INPUT RECORDS:

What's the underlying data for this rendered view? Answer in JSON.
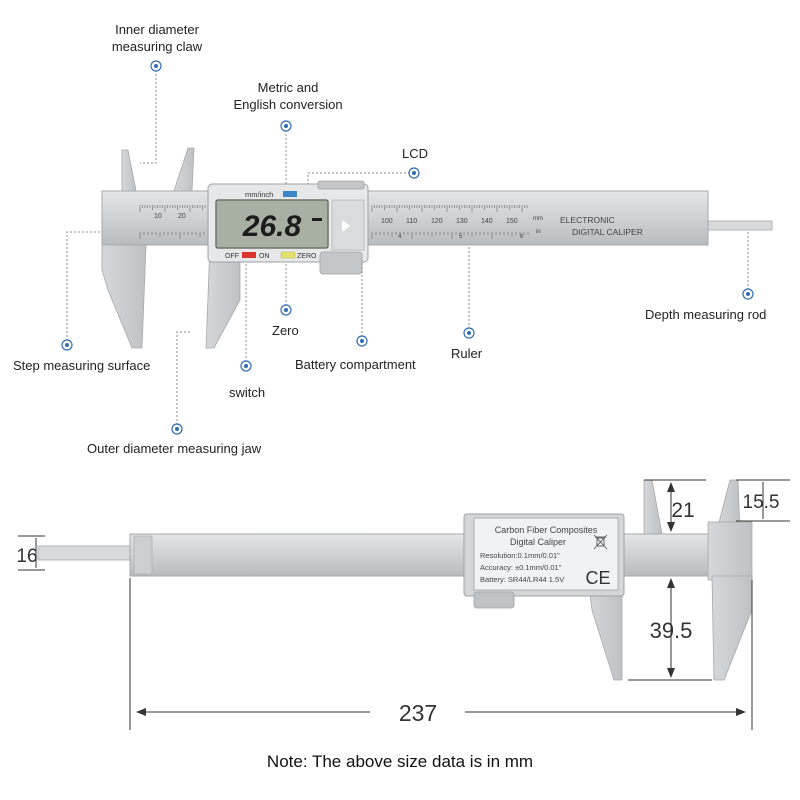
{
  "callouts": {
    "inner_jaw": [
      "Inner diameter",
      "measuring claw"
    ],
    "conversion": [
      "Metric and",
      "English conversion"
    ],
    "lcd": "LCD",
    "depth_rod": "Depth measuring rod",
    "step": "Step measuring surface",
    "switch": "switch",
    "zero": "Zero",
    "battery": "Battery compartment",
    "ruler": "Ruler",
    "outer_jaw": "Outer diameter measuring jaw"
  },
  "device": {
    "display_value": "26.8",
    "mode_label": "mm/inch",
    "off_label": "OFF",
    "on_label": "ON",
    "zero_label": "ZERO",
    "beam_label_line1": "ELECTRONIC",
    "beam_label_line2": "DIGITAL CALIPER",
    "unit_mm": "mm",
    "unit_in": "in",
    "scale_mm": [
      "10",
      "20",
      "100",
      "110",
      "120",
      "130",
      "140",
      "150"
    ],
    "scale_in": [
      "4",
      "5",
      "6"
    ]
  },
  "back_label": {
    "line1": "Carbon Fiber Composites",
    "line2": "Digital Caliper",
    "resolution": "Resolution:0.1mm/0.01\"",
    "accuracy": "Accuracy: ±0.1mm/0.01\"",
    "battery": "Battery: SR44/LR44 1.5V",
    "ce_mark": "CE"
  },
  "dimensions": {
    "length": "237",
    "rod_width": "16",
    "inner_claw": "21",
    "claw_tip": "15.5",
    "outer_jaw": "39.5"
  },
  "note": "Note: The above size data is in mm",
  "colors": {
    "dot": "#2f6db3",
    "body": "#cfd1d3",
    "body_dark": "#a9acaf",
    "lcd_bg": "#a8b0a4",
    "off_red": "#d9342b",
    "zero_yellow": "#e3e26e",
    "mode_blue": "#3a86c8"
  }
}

* * *

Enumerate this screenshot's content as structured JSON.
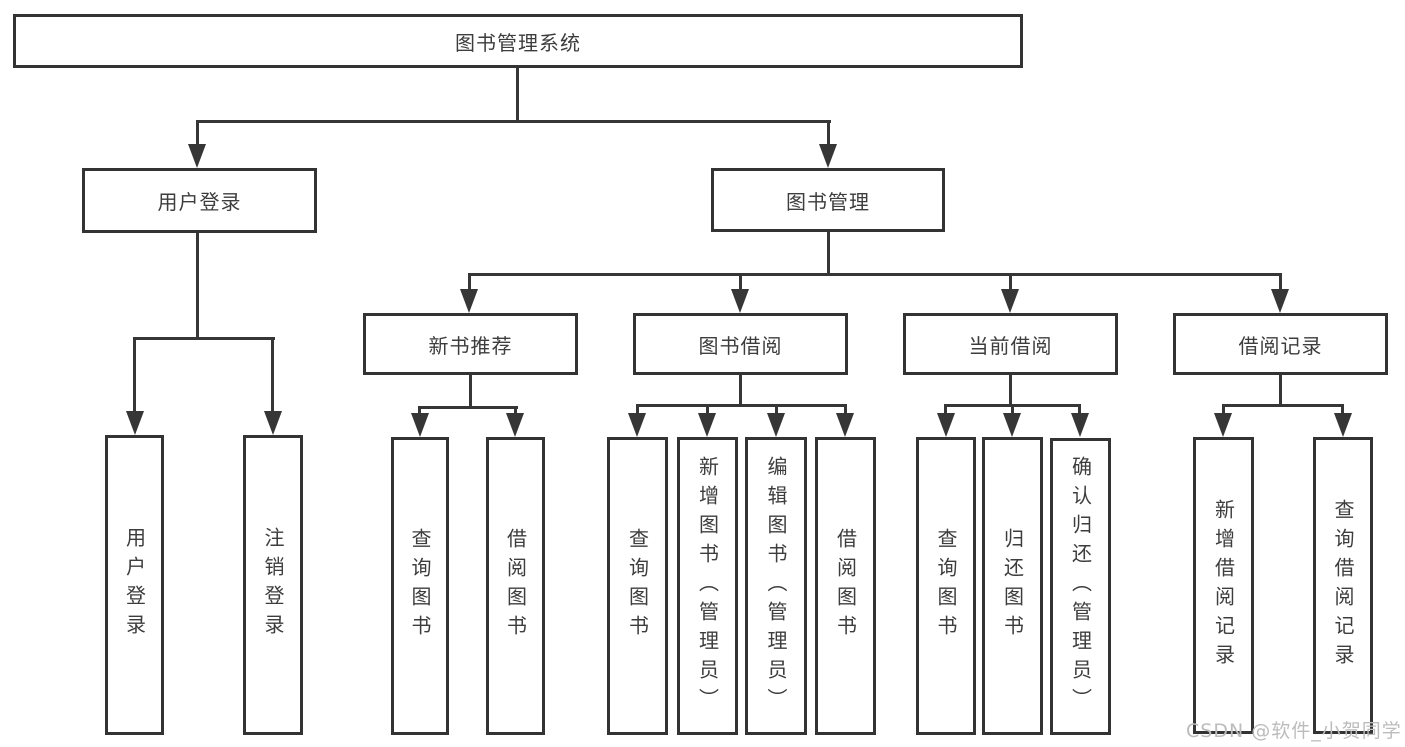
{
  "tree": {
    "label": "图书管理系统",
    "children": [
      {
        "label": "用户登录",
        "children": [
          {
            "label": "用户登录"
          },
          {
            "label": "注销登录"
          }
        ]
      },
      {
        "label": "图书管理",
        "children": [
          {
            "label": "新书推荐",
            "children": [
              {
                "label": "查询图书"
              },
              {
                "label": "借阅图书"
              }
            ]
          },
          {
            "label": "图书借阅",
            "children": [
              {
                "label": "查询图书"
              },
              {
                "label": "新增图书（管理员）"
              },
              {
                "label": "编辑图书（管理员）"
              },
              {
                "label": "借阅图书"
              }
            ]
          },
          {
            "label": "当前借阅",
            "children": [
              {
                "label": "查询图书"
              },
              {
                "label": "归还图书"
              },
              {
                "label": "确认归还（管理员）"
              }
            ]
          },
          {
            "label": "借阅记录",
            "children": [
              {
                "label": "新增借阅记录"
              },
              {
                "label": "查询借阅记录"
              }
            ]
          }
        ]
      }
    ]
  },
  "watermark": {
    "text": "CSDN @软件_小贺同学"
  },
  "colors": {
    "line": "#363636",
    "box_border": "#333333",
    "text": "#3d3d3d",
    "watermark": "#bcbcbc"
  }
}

---

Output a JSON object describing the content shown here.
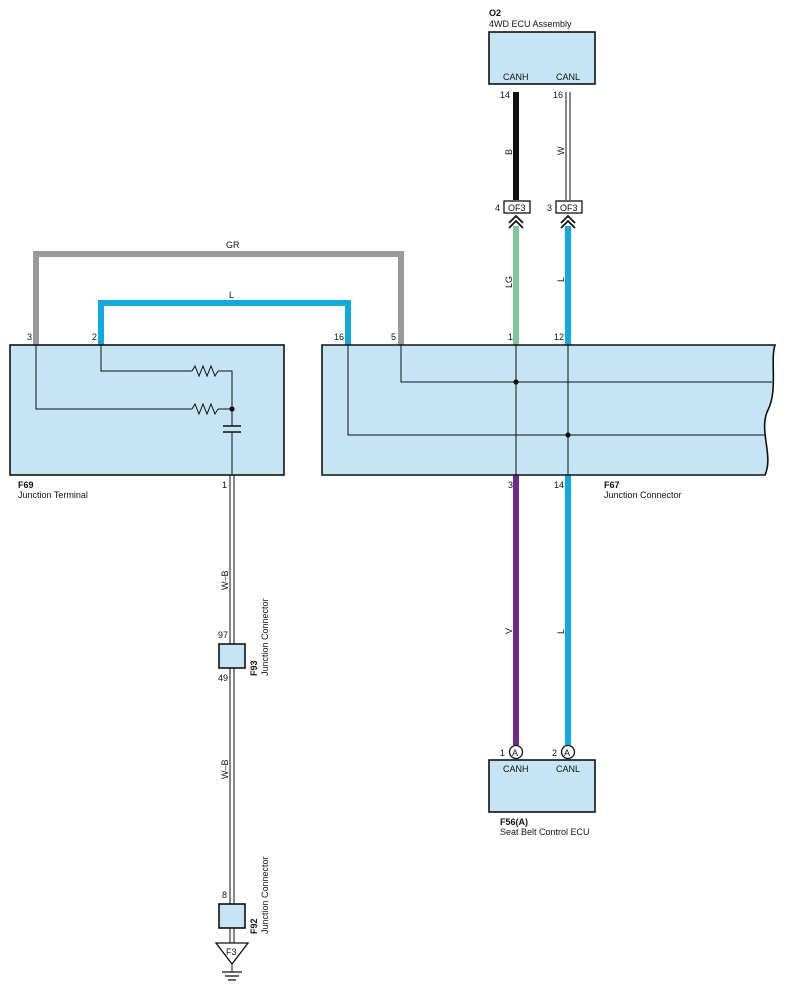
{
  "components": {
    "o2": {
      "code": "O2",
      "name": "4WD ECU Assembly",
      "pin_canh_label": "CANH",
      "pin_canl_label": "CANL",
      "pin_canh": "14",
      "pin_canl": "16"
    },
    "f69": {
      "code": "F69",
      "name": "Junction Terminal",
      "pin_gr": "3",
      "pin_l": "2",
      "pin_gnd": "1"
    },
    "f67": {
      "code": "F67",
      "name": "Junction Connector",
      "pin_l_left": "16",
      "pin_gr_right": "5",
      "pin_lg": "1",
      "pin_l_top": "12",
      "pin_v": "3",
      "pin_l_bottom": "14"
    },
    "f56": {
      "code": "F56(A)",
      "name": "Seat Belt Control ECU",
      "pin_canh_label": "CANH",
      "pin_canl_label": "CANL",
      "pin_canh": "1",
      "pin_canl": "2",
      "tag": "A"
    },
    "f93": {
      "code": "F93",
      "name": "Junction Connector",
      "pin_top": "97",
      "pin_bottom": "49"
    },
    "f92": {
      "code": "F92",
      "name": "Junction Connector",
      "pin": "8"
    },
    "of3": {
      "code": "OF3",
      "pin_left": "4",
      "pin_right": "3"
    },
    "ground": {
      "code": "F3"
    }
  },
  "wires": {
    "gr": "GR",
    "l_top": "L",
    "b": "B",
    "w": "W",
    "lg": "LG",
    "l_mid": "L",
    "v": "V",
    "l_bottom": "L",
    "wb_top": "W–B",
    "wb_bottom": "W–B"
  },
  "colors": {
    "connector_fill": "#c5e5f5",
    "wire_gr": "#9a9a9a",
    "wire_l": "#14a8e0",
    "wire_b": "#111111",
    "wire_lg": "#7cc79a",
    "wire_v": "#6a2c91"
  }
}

OBJECTIVE:
Determine how many lines of this listing contain "battery", and give only the number.

RESULT FOR THIS TASK:
2